Written request.
From the entries below, gather each line containing the word "носителе".

A block of data
::::
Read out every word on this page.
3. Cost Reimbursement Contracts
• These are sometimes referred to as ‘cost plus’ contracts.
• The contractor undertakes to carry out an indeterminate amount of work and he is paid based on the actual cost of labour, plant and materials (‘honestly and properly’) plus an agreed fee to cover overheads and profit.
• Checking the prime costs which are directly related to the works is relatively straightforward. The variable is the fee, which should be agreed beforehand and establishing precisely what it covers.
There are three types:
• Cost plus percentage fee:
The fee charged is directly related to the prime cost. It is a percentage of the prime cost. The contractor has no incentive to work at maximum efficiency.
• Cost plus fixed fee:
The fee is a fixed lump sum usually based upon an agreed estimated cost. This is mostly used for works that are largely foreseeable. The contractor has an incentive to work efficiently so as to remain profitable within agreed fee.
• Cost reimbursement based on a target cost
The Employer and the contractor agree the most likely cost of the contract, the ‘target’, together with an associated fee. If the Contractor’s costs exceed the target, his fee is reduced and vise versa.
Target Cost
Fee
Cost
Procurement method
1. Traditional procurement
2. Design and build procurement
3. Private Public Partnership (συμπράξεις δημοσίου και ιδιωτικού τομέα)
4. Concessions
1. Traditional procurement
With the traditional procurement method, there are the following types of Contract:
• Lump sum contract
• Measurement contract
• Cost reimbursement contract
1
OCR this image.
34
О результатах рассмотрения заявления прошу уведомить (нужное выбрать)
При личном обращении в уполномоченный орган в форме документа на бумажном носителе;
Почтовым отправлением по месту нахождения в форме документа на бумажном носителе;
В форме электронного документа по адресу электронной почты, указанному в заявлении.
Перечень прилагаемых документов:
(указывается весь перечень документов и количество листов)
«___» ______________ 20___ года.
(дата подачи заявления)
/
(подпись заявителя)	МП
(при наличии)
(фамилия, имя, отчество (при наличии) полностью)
::::
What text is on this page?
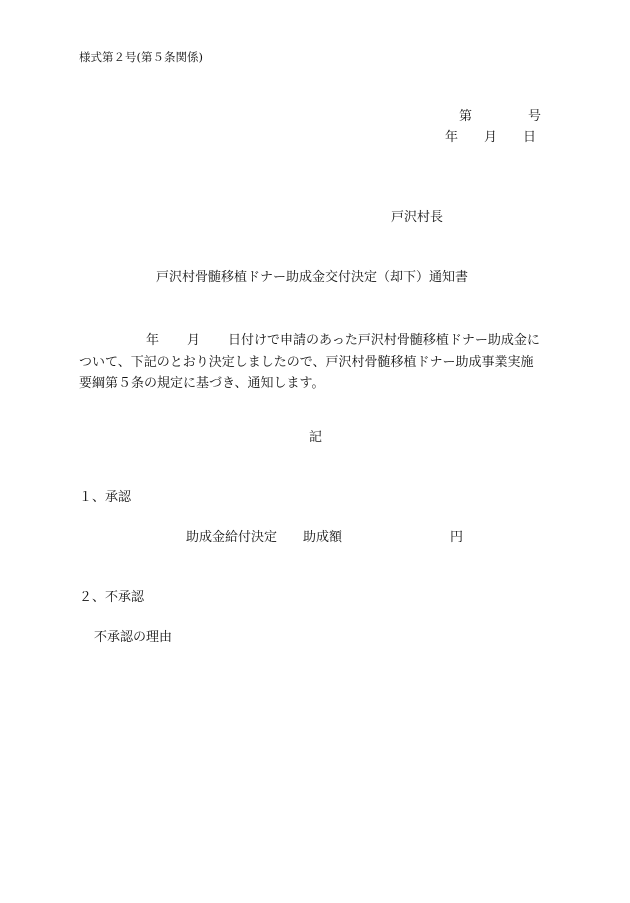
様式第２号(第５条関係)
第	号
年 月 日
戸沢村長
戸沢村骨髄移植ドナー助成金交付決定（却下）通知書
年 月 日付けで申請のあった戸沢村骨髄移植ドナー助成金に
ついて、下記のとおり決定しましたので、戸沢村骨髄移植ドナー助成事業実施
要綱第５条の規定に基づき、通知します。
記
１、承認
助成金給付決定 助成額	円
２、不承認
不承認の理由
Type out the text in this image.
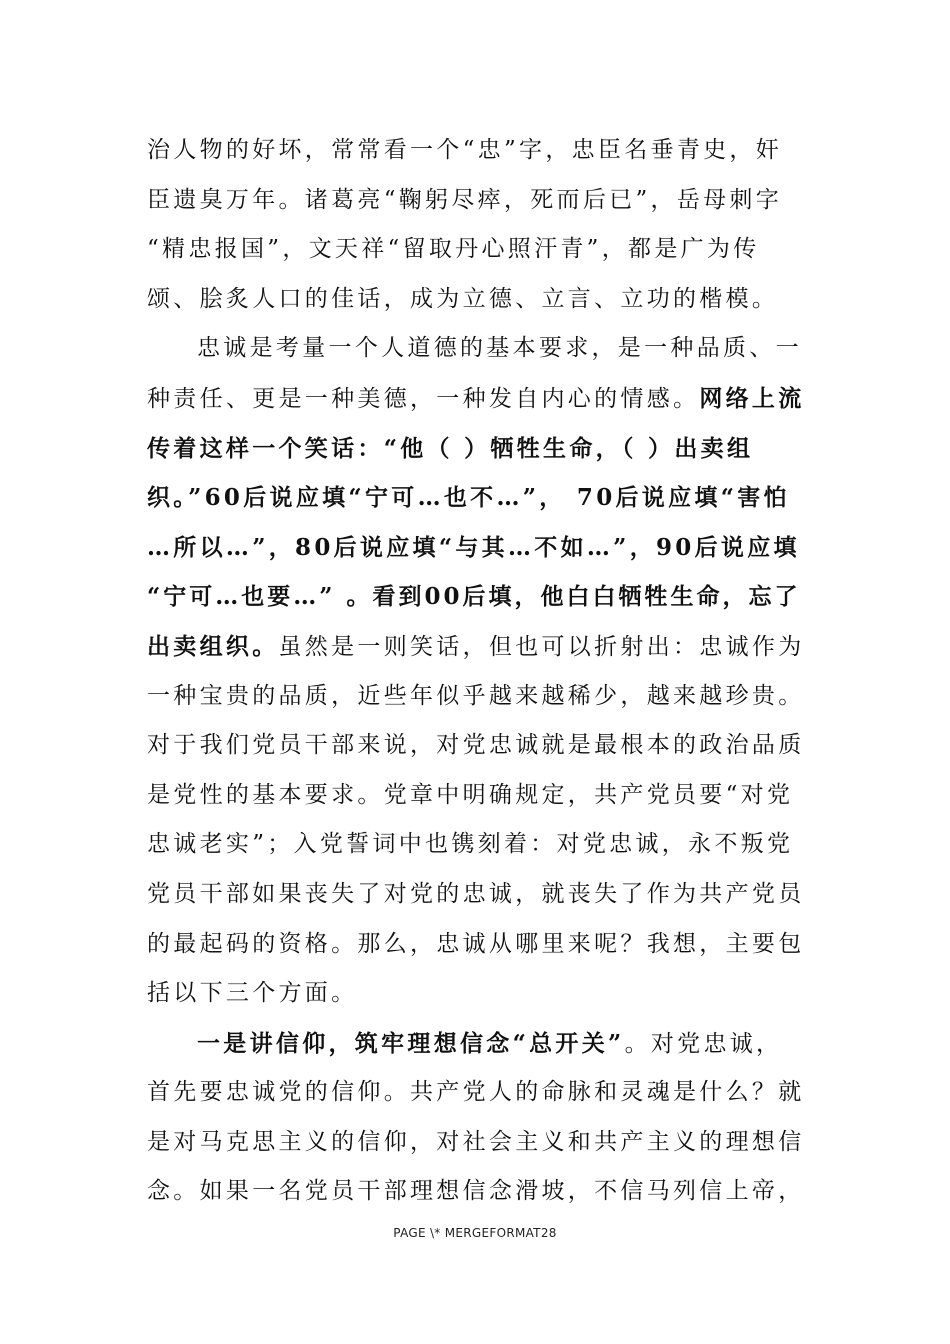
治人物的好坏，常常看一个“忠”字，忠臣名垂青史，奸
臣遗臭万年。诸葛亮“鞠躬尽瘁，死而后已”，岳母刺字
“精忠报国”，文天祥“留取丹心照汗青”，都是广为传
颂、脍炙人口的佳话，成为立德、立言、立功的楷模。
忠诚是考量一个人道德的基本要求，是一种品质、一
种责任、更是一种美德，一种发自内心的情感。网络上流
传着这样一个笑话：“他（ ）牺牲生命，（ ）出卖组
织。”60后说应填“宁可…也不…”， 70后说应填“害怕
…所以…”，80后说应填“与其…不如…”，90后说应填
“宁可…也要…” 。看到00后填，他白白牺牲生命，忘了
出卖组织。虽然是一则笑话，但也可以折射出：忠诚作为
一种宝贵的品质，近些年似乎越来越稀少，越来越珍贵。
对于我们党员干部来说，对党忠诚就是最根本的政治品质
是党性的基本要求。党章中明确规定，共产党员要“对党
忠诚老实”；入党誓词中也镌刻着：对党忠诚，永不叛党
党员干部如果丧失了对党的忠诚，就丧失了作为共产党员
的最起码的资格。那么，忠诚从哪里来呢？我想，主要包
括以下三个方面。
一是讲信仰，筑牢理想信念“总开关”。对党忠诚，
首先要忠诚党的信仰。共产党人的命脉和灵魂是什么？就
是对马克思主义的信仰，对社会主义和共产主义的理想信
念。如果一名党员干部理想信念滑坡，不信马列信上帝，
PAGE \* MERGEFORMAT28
::::
The completed task.
При личном обращении в уполномоченный орган в форме документа на бумажном носителе;
Почтовым отправлением по месту нахождения в форме документа на бумажном носителе;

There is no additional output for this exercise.